• [Source records]
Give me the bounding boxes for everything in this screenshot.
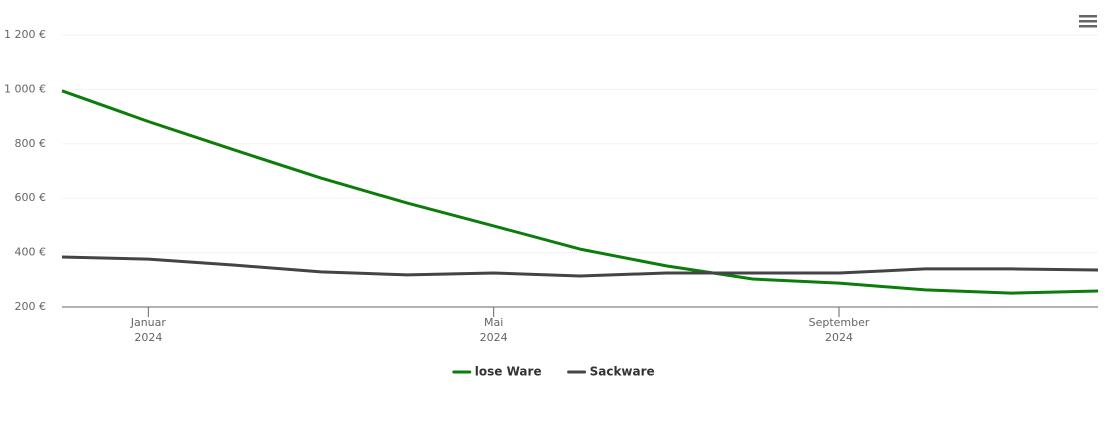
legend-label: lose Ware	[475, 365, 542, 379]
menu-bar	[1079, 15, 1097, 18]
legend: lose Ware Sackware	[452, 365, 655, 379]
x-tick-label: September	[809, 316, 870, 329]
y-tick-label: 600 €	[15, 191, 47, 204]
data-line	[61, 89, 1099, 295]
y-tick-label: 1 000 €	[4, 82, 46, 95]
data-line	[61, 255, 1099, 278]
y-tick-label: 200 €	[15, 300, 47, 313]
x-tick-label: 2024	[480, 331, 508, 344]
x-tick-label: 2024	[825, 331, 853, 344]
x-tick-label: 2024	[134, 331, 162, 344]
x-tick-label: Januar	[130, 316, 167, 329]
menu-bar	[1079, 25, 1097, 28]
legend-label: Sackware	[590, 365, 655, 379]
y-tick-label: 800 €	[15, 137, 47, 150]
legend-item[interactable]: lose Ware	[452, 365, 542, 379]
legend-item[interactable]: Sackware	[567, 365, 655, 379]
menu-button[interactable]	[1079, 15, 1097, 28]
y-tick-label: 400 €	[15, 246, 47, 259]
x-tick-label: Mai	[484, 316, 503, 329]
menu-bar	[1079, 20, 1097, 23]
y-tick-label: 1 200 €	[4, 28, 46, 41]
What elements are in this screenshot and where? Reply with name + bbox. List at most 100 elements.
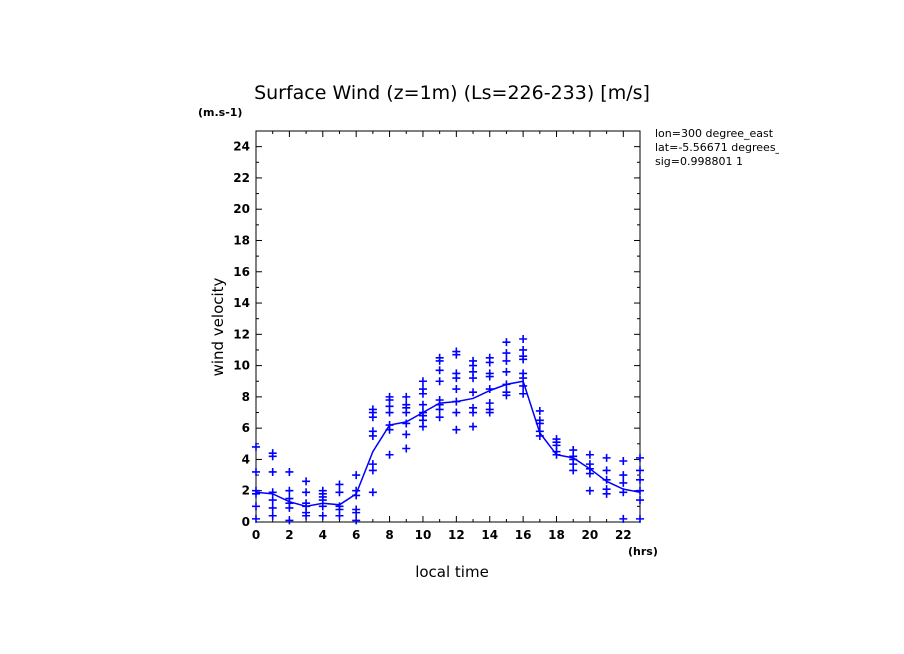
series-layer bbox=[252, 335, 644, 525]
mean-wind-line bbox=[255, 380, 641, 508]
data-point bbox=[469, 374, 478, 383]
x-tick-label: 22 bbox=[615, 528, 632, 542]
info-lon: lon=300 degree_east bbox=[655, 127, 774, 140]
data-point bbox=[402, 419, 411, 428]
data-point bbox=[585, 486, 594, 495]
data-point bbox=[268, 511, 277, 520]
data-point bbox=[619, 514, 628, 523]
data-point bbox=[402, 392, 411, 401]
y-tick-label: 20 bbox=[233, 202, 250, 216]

• [Task statement] Copy out the data word for word, from the beginning through the line containing "What elements are", omitting the pictures.

• [Exercise solution]
Give me the bounding boxes for everything in this screenshot.
legend-label: lose Ware	[475, 365, 542, 379]
menu-bar	[1079, 15, 1097, 18]
legend: lose Ware Sackware	[452, 365, 655, 379]
x-tick-label: September	[809, 316, 870, 329]
y-tick-label: 600 €	[15, 191, 47, 204]
data-line	[61, 89, 1099, 295]
y-tick-label: 1 000 €	[4, 82, 46, 95]
data-line	[61, 255, 1099, 278]
y-tick-label: 200 €	[15, 300, 47, 313]
x-tick-label: 2024	[480, 331, 508, 344]
x-tick-label: 2024	[825, 331, 853, 344]
x-tick-label: 2024	[134, 331, 162, 344]
x-tick-label: Januar	[130, 316, 167, 329]
menu-bar	[1079, 25, 1097, 28]
legend-label: Sackware	[590, 365, 655, 379]
y-tick-label: 800 €	[15, 137, 47, 150]
legend-item[interactable]: lose Ware	[452, 365, 542, 379]
legend-item[interactable]: Sackware	[567, 365, 655, 379]
menu-button[interactable]	[1079, 15, 1097, 28]
y-tick-label: 400 €	[15, 246, 47, 259]
x-tick-label: Mai	[484, 316, 503, 329]
menu-bar	[1079, 20, 1097, 23]
y-tick-label: 1 200 €	[4, 28, 46, 41]
What elements are in this screenshot and where? Reply with name + bbox. List at most 100 elements.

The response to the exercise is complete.